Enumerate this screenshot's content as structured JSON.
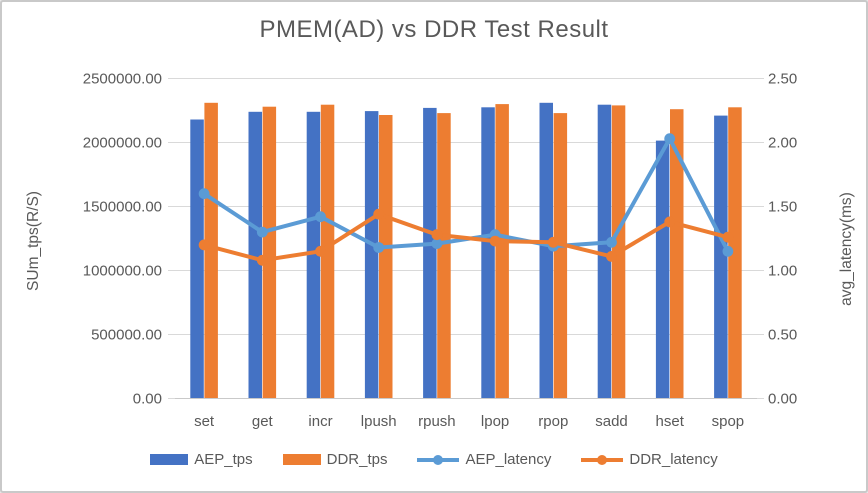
{
  "window": {
    "background": "#ffffff",
    "frame_border_color": "#c9c9c9"
  },
  "chart_data": {
    "type": "bar",
    "subtype": "combo-bar-line-dual-axis",
    "title": "PMEM(AD) vs DDR Test Result",
    "categories": [
      "set",
      "get",
      "incr",
      "lpush",
      "rpush",
      "lpop",
      "rpop",
      "sadd",
      "hset",
      "spop"
    ],
    "series": [
      {
        "name": "AEP_tps",
        "type": "bar",
        "axis": "left",
        "color": "#4472C4",
        "values": [
          2180000,
          2240000,
          2240000,
          2245000,
          2270000,
          2275000,
          2310000,
          2295000,
          2015000,
          2210000
        ]
      },
      {
        "name": "DDR_tps",
        "type": "bar",
        "axis": "left",
        "color": "#ED7D31",
        "values": [
          2310000,
          2280000,
          2295000,
          2215000,
          2230000,
          2300000,
          2230000,
          2290000,
          2260000,
          2275000
        ]
      },
      {
        "name": "AEP_latency",
        "type": "line",
        "axis": "right",
        "color": "#5B9BD5",
        "values": [
          1.6,
          1.3,
          1.42,
          1.18,
          1.21,
          1.28,
          1.19,
          1.22,
          2.03,
          1.15
        ]
      },
      {
        "name": "DDR_latency",
        "type": "line",
        "axis": "right",
        "color": "#ED7D31",
        "values": [
          1.2,
          1.08,
          1.15,
          1.44,
          1.28,
          1.23,
          1.22,
          1.11,
          1.38,
          1.26
        ]
      }
    ],
    "left_axis": {
      "title": "SUm_tps(R/S)",
      "min": 0,
      "max": 2500000,
      "step": 500000,
      "tick_labels": [
        "2500000.00",
        "2000000.00",
        "1500000.00",
        "1000000.00",
        "500000.00",
        "0.00"
      ]
    },
    "right_axis": {
      "title": "avg_latency(ms)",
      "min": 0,
      "max": 2.5,
      "step": 0.5,
      "tick_labels": [
        "2.50",
        "2.00",
        "1.50",
        "1.00",
        "0.50",
        "0.00"
      ]
    },
    "grid": true,
    "legend_position": "bottom",
    "text_color": "#595959",
    "gridline_color": "#D9D9D9"
  }
}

========================================================================

■ **THE REQUEST**:
Write out the material above again, word for word, minus its pictures.

■ **FULL SOLUTION**:
Enumerate this screenshot's content as structured JSON.
{
  "window": {
    "background": "#ffffff",
    "frame_border_color": "#c9c9c9"
  },
  "chart_data": {
    "type": "bar",
    "subtype": "combo-bar-line-dual-axis",
    "title": "PMEM(AD) vs DDR Test Result",
    "categories": [
      "set",
      "get",
      "incr",
      "lpush",
      "rpush",
      "lpop",
      "rpop",
      "sadd",
      "hset",
      "spop"
    ],
    "series": [
      {
        "name": "AEP_tps",
        "type": "bar",
        "axis": "left",
        "color": "#4472C4",
        "values": [
          2180000,
          2240000,
          2240000,
          2245000,
          2270000,
          2275000,
          2310000,
          2295000,
          2015000,
          2210000
        ]
      },
      {
        "name": "DDR_tps",
        "type": "bar",
        "axis": "left",
        "color": "#ED7D31",
        "values": [
          2310000,
          2280000,
          2295000,
          2215000,
          2230000,
          2300000,
          2230000,
          2290000,
          2260000,
          2275000
        ]
      },
      {
        "name": "AEP_latency",
        "type": "line",
        "axis": "right",
        "color": "#5B9BD5",
        "values": [
          1.6,
          1.3,
          1.42,
          1.18,
          1.21,
          1.28,
          1.19,
          1.22,
          2.03,
          1.15
        ]
      },
      {
        "name": "DDR_latency",
        "type": "line",
        "axis": "right",
        "color": "#ED7D31",
        "values": [
          1.2,
          1.08,
          1.15,
          1.44,
          1.28,
          1.23,
          1.22,
          1.11,
          1.38,
          1.26
        ]
      }
    ],
    "left_axis": {
      "title": "SUm_tps(R/S)",
      "min": 0,
      "max": 2500000,
      "step": 500000,
      "tick_labels": [
        "2500000.00",
        "2000000.00",
        "1500000.00",
        "1000000.00",
        "500000.00",
        "0.00"
      ]
    },
    "right_axis": {
      "title": "avg_latency(ms)",
      "min": 0,
      "max": 2.5,
      "step": 0.5,
      "tick_labels": [
        "2.50",
        "2.00",
        "1.50",
        "1.00",
        "0.50",
        "0.00"
      ]
    },
    "grid": true,
    "legend_position": "bottom",
    "text_color": "#595959",
    "gridline_color": "#D9D9D9"
  }
}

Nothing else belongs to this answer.